━━━━━ GIVEN RECORDS ━━━━━

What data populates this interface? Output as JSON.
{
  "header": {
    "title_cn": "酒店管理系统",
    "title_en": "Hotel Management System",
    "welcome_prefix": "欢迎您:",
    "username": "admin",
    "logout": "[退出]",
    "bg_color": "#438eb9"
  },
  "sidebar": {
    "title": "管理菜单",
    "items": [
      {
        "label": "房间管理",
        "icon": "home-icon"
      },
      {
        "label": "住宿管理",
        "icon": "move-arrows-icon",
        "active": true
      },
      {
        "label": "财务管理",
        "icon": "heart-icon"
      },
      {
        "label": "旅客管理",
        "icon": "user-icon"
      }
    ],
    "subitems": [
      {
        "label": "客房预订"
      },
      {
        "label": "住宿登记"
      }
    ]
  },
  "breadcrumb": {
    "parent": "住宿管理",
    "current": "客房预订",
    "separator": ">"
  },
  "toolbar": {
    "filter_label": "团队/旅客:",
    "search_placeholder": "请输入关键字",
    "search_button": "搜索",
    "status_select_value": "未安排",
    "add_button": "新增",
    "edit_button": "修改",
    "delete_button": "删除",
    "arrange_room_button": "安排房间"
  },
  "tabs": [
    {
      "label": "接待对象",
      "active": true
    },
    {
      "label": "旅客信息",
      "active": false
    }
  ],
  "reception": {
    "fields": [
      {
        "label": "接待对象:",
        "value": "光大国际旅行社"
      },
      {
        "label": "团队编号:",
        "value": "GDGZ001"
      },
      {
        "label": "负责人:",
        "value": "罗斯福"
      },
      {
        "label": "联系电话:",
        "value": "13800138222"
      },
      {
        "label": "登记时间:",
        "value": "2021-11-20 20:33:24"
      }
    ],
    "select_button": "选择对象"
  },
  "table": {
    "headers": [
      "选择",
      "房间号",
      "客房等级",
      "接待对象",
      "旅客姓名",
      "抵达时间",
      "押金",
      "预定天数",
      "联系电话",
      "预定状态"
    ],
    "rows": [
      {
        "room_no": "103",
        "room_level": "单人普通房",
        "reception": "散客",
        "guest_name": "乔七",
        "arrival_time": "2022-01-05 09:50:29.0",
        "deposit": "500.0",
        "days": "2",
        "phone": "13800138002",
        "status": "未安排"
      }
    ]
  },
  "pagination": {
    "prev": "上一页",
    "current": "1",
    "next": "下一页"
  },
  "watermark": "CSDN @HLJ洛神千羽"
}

━━━━━

## JOB
Your task is to give the records above again, exactly.

## FINAL ANSWER
What data populates this interface? Output as JSON.
{
  "header": {
    "title_cn": "酒店管理系统",
    "title_en": "Hotel Management System",
    "welcome_prefix": "欢迎您:",
    "username": "admin",
    "logout": "[退出]",
    "bg_color": "#438eb9"
  },
  "sidebar": {
    "title": "管理菜单",
    "items": [
      {
        "label": "房间管理",
        "icon": "home-icon"
      },
      {
        "label": "住宿管理",
        "icon": "move-arrows-icon",
        "active": true
      },
      {
        "label": "财务管理",
        "icon": "heart-icon"
      },
      {
        "label": "旅客管理",
        "icon": "user-icon"
      }
    ],
    "subitems": [
      {
        "label": "客房预订"
      },
      {
        "label": "住宿登记"
      }
    ]
  },
  "breadcrumb": {
    "parent": "住宿管理",
    "current": "客房预订",
    "separator": ">"
  },
  "toolbar": {
    "filter_label": "团队/旅客:",
    "search_placeholder": "请输入关键字",
    "search_button": "搜索",
    "status_select_value": "未安排",
    "add_button": "新增",
    "edit_button": "修改",
    "delete_button": "删除",
    "arrange_room_button": "安排房间"
  },
  "tabs": [
    {
      "label": "接待对象",
      "active": true
    },
    {
      "label": "旅客信息",
      "active": false
    }
  ],
  "reception": {
    "fields": [
      {
        "label": "接待对象:",
        "value": "光大国际旅行社"
      },
      {
        "label": "团队编号:",
        "value": "GDGZ001"
      },
      {
        "label": "负责人:",
        "value": "罗斯福"
      },
      {
        "label": "联系电话:",
        "value": "13800138222"
      },
      {
        "label": "登记时间:",
        "value": "2021-11-20 20:33:24"
      }
    ],
    "select_button": "选择对象"
  },
  "table": {
    "headers": [
      "选择",
      "房间号",
      "客房等级",
      "接待对象",
      "旅客姓名",
      "抵达时间",
      "押金",
      "预定天数",
      "联系电话",
      "预定状态"
    ],
    "rows": [
      {
        "room_no": "103",
        "room_level": "单人普通房",
        "reception": "散客",
        "guest_name": "乔七",
        "arrival_time": "2022-01-05 09:50:29.0",
        "deposit": "500.0",
        "days": "2",
        "phone": "13800138002",
        "status": "未安排"
      }
    ]
  },
  "pagination": {
    "prev": "上一页",
    "current": "1",
    "next": "下一页"
  },
  "watermark": "CSDN @HLJ洛神千羽"
}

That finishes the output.